Challenge :: Narrow the data below down to the lines containing "losses".

Saved entries ::
* begin *

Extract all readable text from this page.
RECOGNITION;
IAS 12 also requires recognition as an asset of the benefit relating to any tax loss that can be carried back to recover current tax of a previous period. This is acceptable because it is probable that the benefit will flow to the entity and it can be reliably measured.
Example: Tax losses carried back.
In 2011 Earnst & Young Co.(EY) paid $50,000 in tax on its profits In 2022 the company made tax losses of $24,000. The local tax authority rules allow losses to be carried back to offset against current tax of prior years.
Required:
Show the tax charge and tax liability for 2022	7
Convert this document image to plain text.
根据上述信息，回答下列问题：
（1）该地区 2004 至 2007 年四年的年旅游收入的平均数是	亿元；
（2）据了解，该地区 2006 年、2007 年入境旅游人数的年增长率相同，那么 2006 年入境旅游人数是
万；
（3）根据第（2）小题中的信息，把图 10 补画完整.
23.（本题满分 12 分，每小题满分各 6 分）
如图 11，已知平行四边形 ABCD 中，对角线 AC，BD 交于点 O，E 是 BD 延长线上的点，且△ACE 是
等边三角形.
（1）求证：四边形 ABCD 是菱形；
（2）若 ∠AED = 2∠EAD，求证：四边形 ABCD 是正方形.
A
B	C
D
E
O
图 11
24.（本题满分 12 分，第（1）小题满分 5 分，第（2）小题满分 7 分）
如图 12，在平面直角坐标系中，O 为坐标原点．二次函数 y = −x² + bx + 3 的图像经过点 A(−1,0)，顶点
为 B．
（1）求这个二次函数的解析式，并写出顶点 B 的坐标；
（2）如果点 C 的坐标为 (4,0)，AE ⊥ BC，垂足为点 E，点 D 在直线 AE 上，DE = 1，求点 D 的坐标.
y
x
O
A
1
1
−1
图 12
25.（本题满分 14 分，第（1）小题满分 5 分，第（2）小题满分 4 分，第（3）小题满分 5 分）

* end *

Full solution ::
Example: Tax losses carried back.
In 2011 Earnst & Young Co.(EY) paid $50,000 in tax on its profits In 2022 the company made tax losses of $24,000. The local tax authority rules allow losses to be carried back to offset against current tax of prior years.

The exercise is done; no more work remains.